(Records from a collection)
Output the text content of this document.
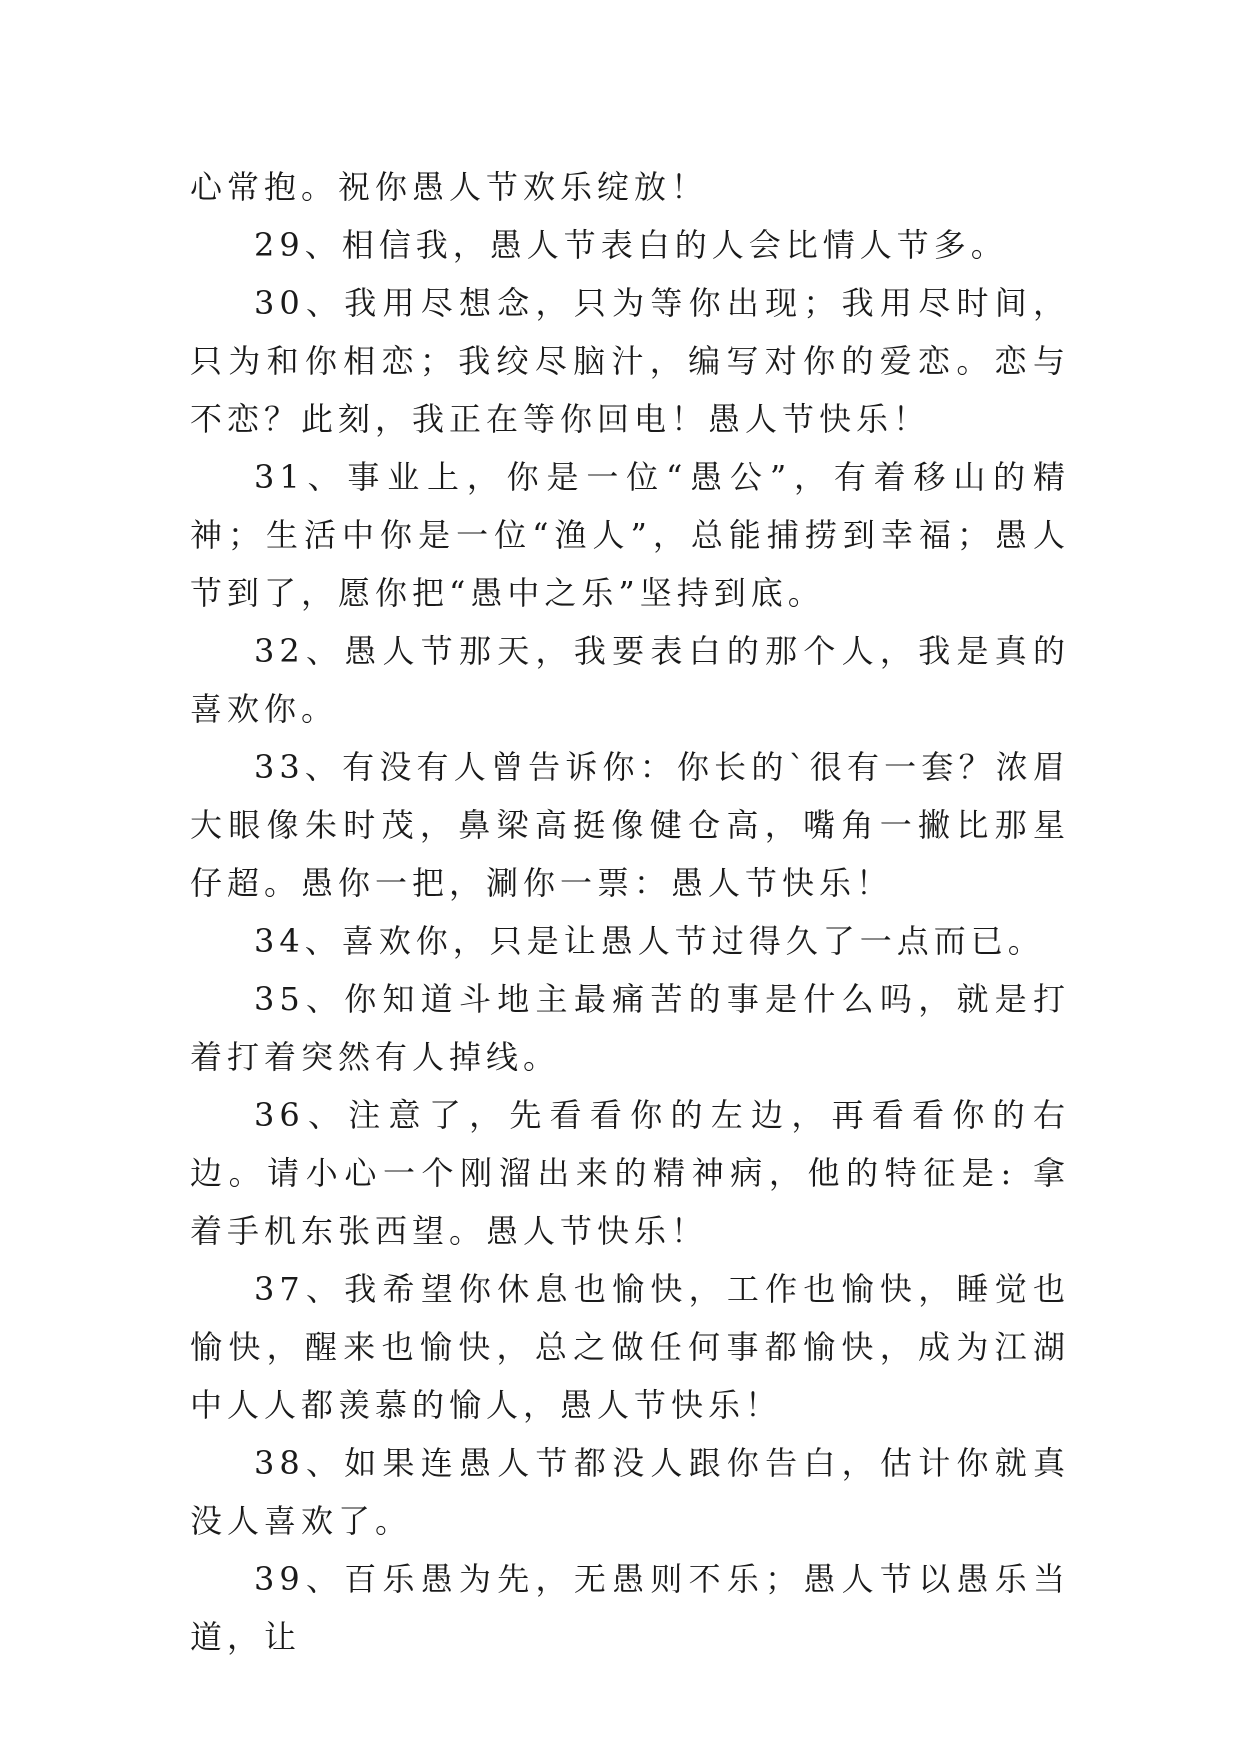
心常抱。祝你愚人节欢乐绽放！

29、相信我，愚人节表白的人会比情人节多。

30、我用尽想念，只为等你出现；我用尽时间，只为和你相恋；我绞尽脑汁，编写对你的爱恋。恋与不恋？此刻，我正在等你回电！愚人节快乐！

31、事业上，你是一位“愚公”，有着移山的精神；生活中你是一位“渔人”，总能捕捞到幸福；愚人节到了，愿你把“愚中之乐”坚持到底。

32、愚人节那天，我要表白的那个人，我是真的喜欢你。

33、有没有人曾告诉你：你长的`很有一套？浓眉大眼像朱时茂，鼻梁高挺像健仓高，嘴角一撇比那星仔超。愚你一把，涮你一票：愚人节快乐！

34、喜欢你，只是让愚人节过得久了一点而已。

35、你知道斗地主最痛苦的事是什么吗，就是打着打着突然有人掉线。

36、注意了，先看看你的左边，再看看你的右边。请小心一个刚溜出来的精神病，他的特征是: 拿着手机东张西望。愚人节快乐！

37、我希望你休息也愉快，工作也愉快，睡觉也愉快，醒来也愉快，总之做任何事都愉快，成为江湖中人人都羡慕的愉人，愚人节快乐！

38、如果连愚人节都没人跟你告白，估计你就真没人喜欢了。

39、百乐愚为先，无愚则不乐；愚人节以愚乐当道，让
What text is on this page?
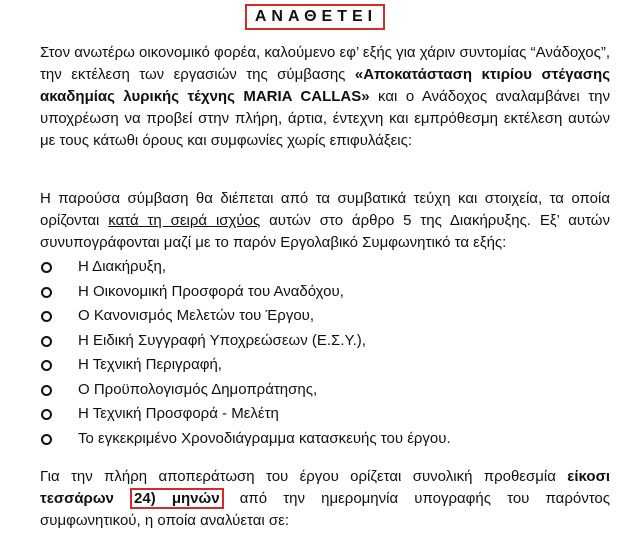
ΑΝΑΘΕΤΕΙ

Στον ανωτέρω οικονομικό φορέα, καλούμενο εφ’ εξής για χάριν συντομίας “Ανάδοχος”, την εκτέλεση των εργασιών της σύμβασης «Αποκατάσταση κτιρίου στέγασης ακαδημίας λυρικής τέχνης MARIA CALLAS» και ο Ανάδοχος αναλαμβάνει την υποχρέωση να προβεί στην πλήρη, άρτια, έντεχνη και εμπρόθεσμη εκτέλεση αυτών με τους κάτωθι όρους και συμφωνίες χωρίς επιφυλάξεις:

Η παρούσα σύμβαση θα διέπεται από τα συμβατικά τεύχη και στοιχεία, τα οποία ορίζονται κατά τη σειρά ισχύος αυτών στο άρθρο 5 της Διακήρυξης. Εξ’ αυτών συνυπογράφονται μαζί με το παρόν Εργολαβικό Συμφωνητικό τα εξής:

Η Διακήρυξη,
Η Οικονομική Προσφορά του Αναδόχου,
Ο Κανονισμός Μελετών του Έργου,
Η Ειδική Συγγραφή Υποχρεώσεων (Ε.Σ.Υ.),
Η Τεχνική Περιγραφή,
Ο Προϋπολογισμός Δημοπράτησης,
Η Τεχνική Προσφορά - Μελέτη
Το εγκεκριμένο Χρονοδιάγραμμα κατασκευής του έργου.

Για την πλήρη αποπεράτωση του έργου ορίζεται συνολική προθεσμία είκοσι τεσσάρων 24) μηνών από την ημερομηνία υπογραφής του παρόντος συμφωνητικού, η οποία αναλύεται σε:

GIVEN TASK
Copy, from the material, each line that holds the string "εξής".

CORRECT OUTPUT
Στον ανωτέρω οικονομικό φορέα, καλούμενο εφ’ εξής για χάριν συντομίας “Ανάδοχος”, την εκτέλεση των εργασιών της σύμβασης «Αποκατάσταση κτιρίου στέγασης ακαδημίας λυρικής τέχνης MARIA CALLAS» και ο Ανάδοχος αναλαμβάνει την υποχρέωση να προβεί στην πλήρη, άρτια, έντεχνη και εμπρόθεσμη εκτέλεση αυτών με τους κάτωθι όρους και συμφωνίες χωρίς επιφυλάξεις:
Η παρούσα σύμβαση θα διέπεται από τα συμβατικά τεύχη και στοιχεία, τα οποία ορίζονται κατά τη σειρά ισχύος αυτών στο άρθρο 5 της Διακήρυξης. Εξ’ αυτών συνυπογράφονται μαζί με το παρόν Εργολαβικό Συμφωνητικό τα εξής:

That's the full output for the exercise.